Please write out the material below exactly as given.

Recorded data:
+++++
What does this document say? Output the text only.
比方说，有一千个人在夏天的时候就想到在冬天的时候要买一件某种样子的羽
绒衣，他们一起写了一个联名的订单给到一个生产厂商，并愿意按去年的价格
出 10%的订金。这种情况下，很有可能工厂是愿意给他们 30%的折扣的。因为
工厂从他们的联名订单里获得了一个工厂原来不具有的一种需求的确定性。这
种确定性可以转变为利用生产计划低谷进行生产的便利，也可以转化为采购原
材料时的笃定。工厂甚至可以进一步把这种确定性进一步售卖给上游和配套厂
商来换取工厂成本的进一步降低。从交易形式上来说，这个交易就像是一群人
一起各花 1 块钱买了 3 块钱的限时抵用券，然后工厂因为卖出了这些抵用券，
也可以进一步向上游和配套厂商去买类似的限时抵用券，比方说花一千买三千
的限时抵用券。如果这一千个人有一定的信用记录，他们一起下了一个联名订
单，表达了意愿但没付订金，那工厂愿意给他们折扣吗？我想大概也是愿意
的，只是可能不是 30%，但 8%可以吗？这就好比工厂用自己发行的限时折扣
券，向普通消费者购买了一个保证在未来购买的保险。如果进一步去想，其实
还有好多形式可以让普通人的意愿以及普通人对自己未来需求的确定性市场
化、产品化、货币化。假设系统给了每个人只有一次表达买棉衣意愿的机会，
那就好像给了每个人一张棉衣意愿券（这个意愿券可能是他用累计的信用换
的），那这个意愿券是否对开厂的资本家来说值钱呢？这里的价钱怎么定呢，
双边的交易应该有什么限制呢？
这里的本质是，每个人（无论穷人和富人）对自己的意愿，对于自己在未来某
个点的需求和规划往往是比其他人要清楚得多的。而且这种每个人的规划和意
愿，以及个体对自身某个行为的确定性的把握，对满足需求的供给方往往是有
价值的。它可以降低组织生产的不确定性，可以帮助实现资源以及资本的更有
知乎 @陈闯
+++++
Correct response
What does this document say? Output the text only.
比方说，有一千个人在夏天的时候就想到在冬天的时候要买一件某种样子的羽
绒衣，他们一起写了一个联名的订单给到一个生产厂商，并愿意按去年的价格
出 10%的订金。这种情况下，很有可能工厂是愿意给他们 30%的折扣的。因为
工厂从他们的联名订单里获得了一个工厂原来不具有的一种需求的确定性。这
种确定性可以转变为利用生产计划低谷进行生产的便利，也可以转化为采购原
材料时的笃定。工厂甚至可以进一步把这种确定性进一步售卖给上游和配套厂
商来换取工厂成本的进一步降低。从交易形式上来说，这个交易就像是一群人
一起各花 1 块钱买了 3 块钱的限时抵用券，然后工厂因为卖出了这些抵用券，
也可以进一步向上游和配套厂商去买类似的限时抵用券，比方说花一千买三千
的限时抵用券。如果这一千个人有一定的信用记录，他们一起下了一个联名订
单，表达了意愿但没付订金，那工厂愿意给他们折扣吗？我想大概也是愿意
的，只是可能不是 30%，但 8%可以吗？这就好比工厂用自己发行的限时折扣
券，向普通消费者购买了一个保证在未来购买的保险。如果进一步去想，其实
还有好多形式可以让普通人的意愿以及普通人对自己未来需求的确定性市场
化、产品化、货币化。假设系统给了每个人只有一次表达买棉衣意愿的机会，
那就好像给了每个人一张棉衣意愿券（这个意愿券可能是他用累计的信用换
的），那这个意愿券是否对开厂的资本家来说值钱呢？这里的价钱怎么定呢，
双边的交易应该有什么限制呢？
这里的本质是，每个人（无论穷人和富人）对自己的意愿，对于自己在未来某
个点的需求和规划往往是比其他人要清楚得多的。而且这种每个人的规划和意
愿，以及个体对自身某个行为的确定性的把握，对满足需求的供给方往往是有
价值的。它可以降低组织生产的不确定性，可以帮助实现资源以及资本的更有
知乎 @陈闯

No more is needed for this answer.